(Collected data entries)
[start]

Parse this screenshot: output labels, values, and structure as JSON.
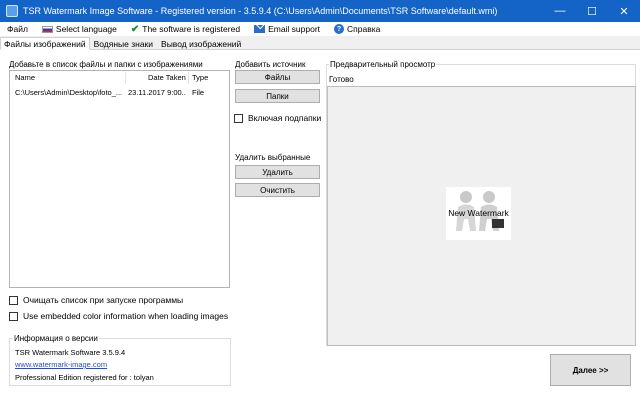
{
  "window": {
    "title": "TSR Watermark Image Software - Registered version - 3.5.9.4 (C:\\Users\\Admin\\Documents\\TSR Software\\default.wmi)",
    "minimize": "—",
    "maximize": "☐",
    "close": "✕"
  },
  "menu": {
    "file": "Файл",
    "select_language": "Select language",
    "registered": "The software is registered",
    "email_support": "Email support",
    "help": "Справка"
  },
  "tabs": [
    "Файлы изображений",
    "Водяные знаки",
    "Вывод изображений"
  ],
  "files": {
    "header": "Добавьте в список файлы и папки с изображениями",
    "columns": {
      "name": "Name",
      "date": "Date Taken",
      "type": "Type"
    },
    "rows": [
      {
        "name": "C:\\Users\\Admin\\Desktop\\foto_...",
        "date": "23.11.2017 9:00...",
        "type": "File"
      }
    ],
    "clear_on_start": "Очищать список при запуске программы",
    "embedded_color": "Use embedded color information when loading images"
  },
  "add_source": {
    "label": "Добавить источник",
    "files_btn": "Файлы",
    "folders_btn": "Папки",
    "include_subfolders": "Включая подпапки"
  },
  "remove": {
    "label": "Удалить выбранные",
    "delete_btn": "Удалить",
    "clear_btn": "Очистить"
  },
  "preview": {
    "label": "Предварительный просмотр",
    "status": "Готово",
    "watermark_text": "New Watermark"
  },
  "version": {
    "label": "Информация о версии",
    "product": "TSR Watermark Software 3.5.9.4",
    "website": "www.watermark-image.com",
    "edition": "Professional Edition registered for : tolyan"
  },
  "next_btn": "Далее >>"
}
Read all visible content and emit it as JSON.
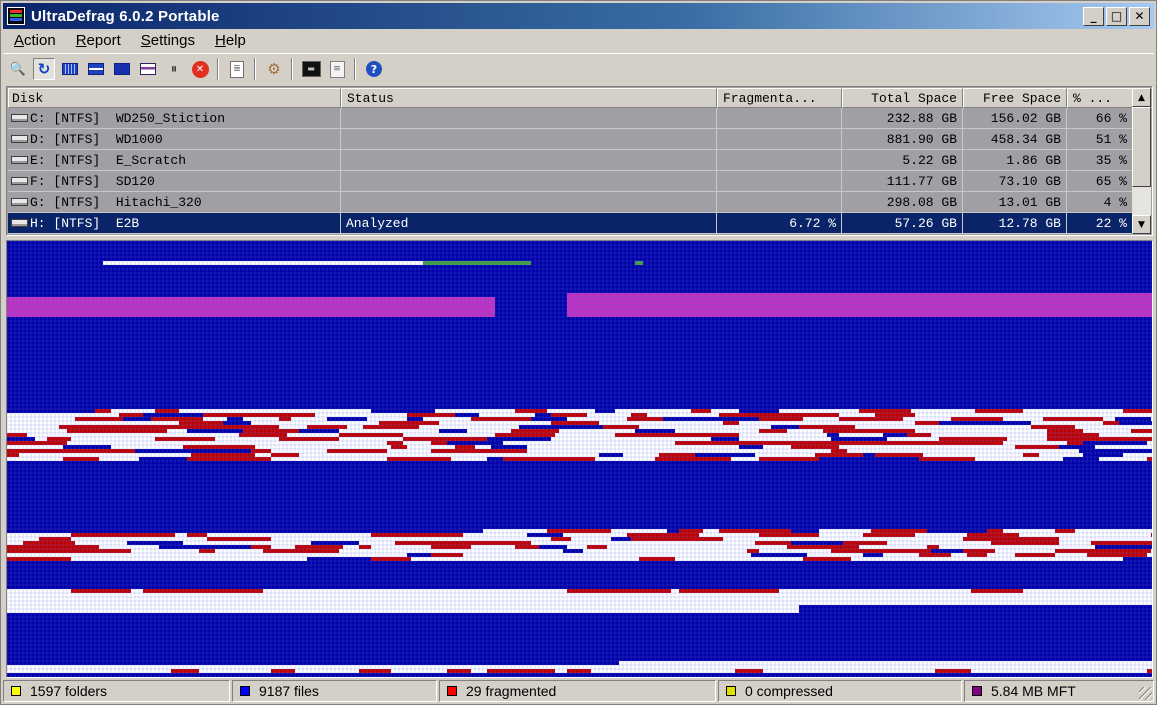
{
  "window": {
    "title": "UltraDefrag 6.0.2 Portable",
    "minimize_glyph": "_",
    "maximize_glyph": "□",
    "close_glyph": "✕"
  },
  "menu": [
    "Action",
    "Report",
    "Settings",
    "Help"
  ],
  "toolbar": [
    {
      "name": "analyze-icon",
      "glyph": "🔍"
    },
    {
      "name": "repeat-icon",
      "glyph": "↻"
    },
    {
      "name": "defragment-icon",
      "glyph": ""
    },
    {
      "name": "quick-optimize-icon",
      "glyph": ""
    },
    {
      "name": "full-optimize-icon",
      "glyph": ""
    },
    {
      "name": "optimize-mft-icon",
      "glyph": ""
    },
    {
      "name": "pause-icon",
      "glyph": "⏸"
    },
    {
      "name": "stop-icon",
      "glyph": "✕"
    },
    {
      "name": "report-icon",
      "glyph": "≣"
    },
    {
      "name": "preferences-icon",
      "glyph": "⚙"
    },
    {
      "name": "boot-time-icon",
      "glyph": "▬"
    },
    {
      "name": "script-icon",
      "glyph": "≡"
    },
    {
      "name": "help-icon",
      "glyph": "?"
    }
  ],
  "disk_list": {
    "columns": [
      "Disk",
      "Status",
      "Fragmenta...",
      "Total Space",
      "Free Space",
      "% ..."
    ],
    "rows": [
      {
        "disk": "C: [NTFS]  WD250_Stiction",
        "status": "",
        "frag": "",
        "total": "232.88 GB",
        "free": "156.02 GB",
        "pct": "66 %"
      },
      {
        "disk": "D: [NTFS]  WD1000",
        "status": "",
        "frag": "",
        "total": "881.90 GB",
        "free": "458.34 GB",
        "pct": "51 %"
      },
      {
        "disk": "E: [NTFS]  E_Scratch",
        "status": "",
        "frag": "",
        "total": "5.22 GB",
        "free": "1.86 GB",
        "pct": "35 %"
      },
      {
        "disk": "F: [NTFS]  SD120",
        "status": "",
        "frag": "",
        "total": "111.77 GB",
        "free": "73.10 GB",
        "pct": "65 %"
      },
      {
        "disk": "G: [NTFS]  Hitachi_320",
        "status": "",
        "frag": "",
        "total": "298.08 GB",
        "free": "13.01 GB",
        "pct": "4 %"
      },
      {
        "disk": "H: [NTFS]  E2B",
        "status": "Analyzed",
        "frag": "6.72 %",
        "total": "57.26 GB",
        "free": "12.78 GB",
        "pct": "22 %",
        "selected": true
      }
    ]
  },
  "cluster_map": {
    "colors": {
      "free": "#ffffff",
      "unfragmented": "#0000a8",
      "fragmented": "#c00000",
      "mft": "#c030c0",
      "system": "#40a040",
      "grid": "#6070e0"
    }
  },
  "status_bar": {
    "folders": {
      "label": "1597 folders",
      "color": "#ffff00"
    },
    "files": {
      "label": "9187 files",
      "color": "#0000ff"
    },
    "fragmented": {
      "label": "29 fragmented",
      "color": "#ff0000"
    },
    "compressed": {
      "label": "0 compressed",
      "color": "#e0e000"
    },
    "mft": {
      "label": "5.84 MB MFT",
      "color": "#800080"
    }
  }
}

[end]

● **Exercise directions**: Output the entries above exactly. Drop the pictures.

● **Answer for this exercise**:
Parse this screenshot: output labels, values, and structure as JSON.
{
  "window": {
    "title": "TSR Watermark Image Software - Registered version - 3.5.9.4 (C:\\Users\\Admin\\Documents\\TSR Software\\default.wmi)",
    "minimize": "—",
    "maximize": "☐",
    "close": "✕"
  },
  "menu": {
    "file": "Файл",
    "select_language": "Select language",
    "registered": "The software is registered",
    "email_support": "Email support",
    "help": "Справка"
  },
  "tabs": [
    "Файлы изображений",
    "Водяные знаки",
    "Вывод изображений"
  ],
  "files": {
    "header": "Добавьте в список файлы и папки с изображениями",
    "columns": {
      "name": "Name",
      "date": "Date Taken",
      "type": "Type"
    },
    "rows": [
      {
        "name": "C:\\Users\\Admin\\Desktop\\foto_...",
        "date": "23.11.2017 9:00...",
        "type": "File"
      }
    ],
    "clear_on_start": "Очищать список при запуске программы",
    "embedded_color": "Use embedded color information when loading images"
  },
  "add_source": {
    "label": "Добавить источник",
    "files_btn": "Файлы",
    "folders_btn": "Папки",
    "include_subfolders": "Включая подпапки"
  },
  "remove": {
    "label": "Удалить выбранные",
    "delete_btn": "Удалить",
    "clear_btn": "Очистить"
  },
  "preview": {
    "label": "Предварительный просмотр",
    "status": "Готово",
    "watermark_text": "New Watermark"
  },
  "version": {
    "label": "Информация о версии",
    "product": "TSR Watermark Software 3.5.9.4",
    "website": "www.watermark-image.com",
    "edition": "Professional Edition registered for : tolyan"
  },
  "next_btn": "Далее >>"
}
Read all visible content and emit it as JSON.
{
  "window": {
    "title": "UltraDefrag 6.0.2 Portable",
    "minimize_glyph": "_",
    "maximize_glyph": "□",
    "close_glyph": "✕"
  },
  "menu": [
    "Action",
    "Report",
    "Settings",
    "Help"
  ],
  "toolbar": [
    {
      "name": "analyze-icon",
      "glyph": "🔍"
    },
    {
      "name": "repeat-icon",
      "glyph": "↻"
    },
    {
      "name": "defragment-icon",
      "glyph": ""
    },
    {
      "name": "quick-optimize-icon",
      "glyph": ""
    },
    {
      "name": "full-optimize-icon",
      "glyph": ""
    },
    {
      "name": "optimize-mft-icon",
      "glyph": ""
    },
    {
      "name": "pause-icon",
      "glyph": "⏸"
    },
    {
      "name": "stop-icon",
      "glyph": "✕"
    },
    {
      "name": "report-icon",
      "glyph": "≣"
    },
    {
      "name": "preferences-icon",
      "glyph": "⚙"
    },
    {
      "name": "boot-time-icon",
      "glyph": "▬"
    },
    {
      "name": "script-icon",
      "glyph": "≡"
    },
    {
      "name": "help-icon",
      "glyph": "?"
    }
  ],
  "disk_list": {
    "columns": [
      "Disk",
      "Status",
      "Fragmenta...",
      "Total Space",
      "Free Space",
      "% ..."
    ],
    "rows": [
      {
        "disk": "C: [NTFS]  WD250_Stiction",
        "status": "",
        "frag": "",
        "total": "232.88 GB",
        "free": "156.02 GB",
        "pct": "66 %"
      },
      {
        "disk": "D: [NTFS]  WD1000",
        "status": "",
        "frag": "",
        "total": "881.90 GB",
        "free": "458.34 GB",
        "pct": "51 %"
      },
      {
        "disk": "E: [NTFS]  E_Scratch",
        "status": "",
        "frag": "",
        "total": "5.22 GB",
        "free": "1.86 GB",
        "pct": "35 %"
      },
      {
        "disk": "F: [NTFS]  SD120",
        "status": "",
        "frag": "",
        "total": "111.77 GB",
        "free": "73.10 GB",
        "pct": "65 %"
      },
      {
        "disk": "G: [NTFS]  Hitachi_320",
        "status": "",
        "frag": "",
        "total": "298.08 GB",
        "free": "13.01 GB",
        "pct": "4 %"
      },
      {
        "disk": "H: [NTFS]  E2B",
        "status": "Analyzed",
        "frag": "6.72 %",
        "total": "57.26 GB",
        "free": "12.78 GB",
        "pct": "22 %",
        "selected": true
      }
    ]
  },
  "cluster_map": {
    "colors": {
      "free": "#ffffff",
      "unfragmented": "#0000a8",
      "fragmented": "#c00000",
      "mft": "#c030c0",
      "system": "#40a040",
      "grid": "#6070e0"
    }
  },
  "status_bar": {
    "folders": {
      "label": "1597 folders",
      "color": "#ffff00"
    },
    "files": {
      "label": "9187 files",
      "color": "#0000ff"
    },
    "fragmented": {
      "label": "29 fragmented",
      "color": "#ff0000"
    },
    "compressed": {
      "label": "0 compressed",
      "color": "#e0e000"
    },
    "mft": {
      "label": "5.84 MB MFT",
      "color": "#800080"
    }
  }
}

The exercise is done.